*What the task asks*: Identify every line containing the word "median" and reproduce each one.

*Recorded data*:
▼
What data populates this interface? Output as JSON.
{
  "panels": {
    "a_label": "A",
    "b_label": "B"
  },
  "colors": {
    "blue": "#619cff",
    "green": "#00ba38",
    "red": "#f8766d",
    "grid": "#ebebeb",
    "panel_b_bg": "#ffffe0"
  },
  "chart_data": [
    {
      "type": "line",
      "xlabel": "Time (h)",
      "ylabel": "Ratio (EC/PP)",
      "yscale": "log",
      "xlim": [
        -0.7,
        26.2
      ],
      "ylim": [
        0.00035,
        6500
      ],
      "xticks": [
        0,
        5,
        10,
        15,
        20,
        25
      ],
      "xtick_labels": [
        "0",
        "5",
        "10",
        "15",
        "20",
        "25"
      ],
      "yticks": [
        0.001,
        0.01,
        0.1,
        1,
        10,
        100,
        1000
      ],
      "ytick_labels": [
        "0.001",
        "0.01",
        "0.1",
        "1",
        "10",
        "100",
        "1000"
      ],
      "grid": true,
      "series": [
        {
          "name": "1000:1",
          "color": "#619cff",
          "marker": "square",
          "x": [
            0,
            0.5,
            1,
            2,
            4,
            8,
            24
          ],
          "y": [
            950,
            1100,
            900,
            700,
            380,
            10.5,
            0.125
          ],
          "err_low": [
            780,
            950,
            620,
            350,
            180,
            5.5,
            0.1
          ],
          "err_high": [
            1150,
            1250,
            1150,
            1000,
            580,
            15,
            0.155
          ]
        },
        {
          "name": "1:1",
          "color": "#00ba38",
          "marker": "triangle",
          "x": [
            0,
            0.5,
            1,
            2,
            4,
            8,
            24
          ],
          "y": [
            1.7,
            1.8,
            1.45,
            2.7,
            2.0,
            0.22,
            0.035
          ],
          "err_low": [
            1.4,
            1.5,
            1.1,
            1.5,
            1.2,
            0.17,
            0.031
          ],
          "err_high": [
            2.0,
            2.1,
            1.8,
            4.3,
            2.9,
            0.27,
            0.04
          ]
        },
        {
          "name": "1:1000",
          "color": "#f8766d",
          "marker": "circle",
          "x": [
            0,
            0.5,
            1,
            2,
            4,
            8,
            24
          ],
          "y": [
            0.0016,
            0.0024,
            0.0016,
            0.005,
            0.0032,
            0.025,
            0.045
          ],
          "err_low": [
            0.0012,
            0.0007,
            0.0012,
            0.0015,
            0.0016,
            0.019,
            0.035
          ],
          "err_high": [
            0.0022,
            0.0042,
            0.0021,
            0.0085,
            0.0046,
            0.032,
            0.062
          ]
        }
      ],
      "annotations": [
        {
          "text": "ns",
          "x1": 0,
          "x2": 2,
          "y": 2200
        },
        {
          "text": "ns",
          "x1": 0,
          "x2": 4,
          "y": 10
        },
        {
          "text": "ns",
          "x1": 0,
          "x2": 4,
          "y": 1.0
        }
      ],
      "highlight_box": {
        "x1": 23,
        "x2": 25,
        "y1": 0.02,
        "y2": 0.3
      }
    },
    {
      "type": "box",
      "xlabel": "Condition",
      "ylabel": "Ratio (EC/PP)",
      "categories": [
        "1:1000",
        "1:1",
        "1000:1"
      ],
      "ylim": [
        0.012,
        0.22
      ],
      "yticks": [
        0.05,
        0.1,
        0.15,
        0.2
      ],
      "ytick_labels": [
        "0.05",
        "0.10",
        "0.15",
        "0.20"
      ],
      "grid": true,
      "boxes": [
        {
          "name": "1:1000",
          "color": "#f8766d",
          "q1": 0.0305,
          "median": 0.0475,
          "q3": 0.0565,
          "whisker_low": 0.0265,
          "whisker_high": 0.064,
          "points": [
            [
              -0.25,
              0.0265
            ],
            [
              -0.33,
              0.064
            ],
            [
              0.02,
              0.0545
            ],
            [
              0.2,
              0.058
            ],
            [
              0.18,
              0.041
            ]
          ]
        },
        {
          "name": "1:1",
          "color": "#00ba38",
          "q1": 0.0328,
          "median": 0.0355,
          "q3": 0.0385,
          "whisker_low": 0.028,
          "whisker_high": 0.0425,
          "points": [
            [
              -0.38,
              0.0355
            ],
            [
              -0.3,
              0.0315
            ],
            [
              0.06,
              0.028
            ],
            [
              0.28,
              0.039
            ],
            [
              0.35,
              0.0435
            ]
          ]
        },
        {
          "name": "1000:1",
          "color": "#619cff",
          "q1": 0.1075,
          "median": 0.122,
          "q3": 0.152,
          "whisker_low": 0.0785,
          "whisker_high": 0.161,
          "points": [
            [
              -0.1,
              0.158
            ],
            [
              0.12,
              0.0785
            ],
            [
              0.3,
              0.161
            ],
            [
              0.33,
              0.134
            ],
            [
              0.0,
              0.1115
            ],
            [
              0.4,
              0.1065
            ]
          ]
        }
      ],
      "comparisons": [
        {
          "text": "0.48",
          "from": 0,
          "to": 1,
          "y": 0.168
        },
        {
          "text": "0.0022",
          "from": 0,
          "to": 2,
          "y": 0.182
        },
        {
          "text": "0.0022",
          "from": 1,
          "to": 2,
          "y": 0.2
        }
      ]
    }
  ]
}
▲
*Final answer*:
          "median": 0.0475,
          "median": 0.0355,
          "median": 0.122,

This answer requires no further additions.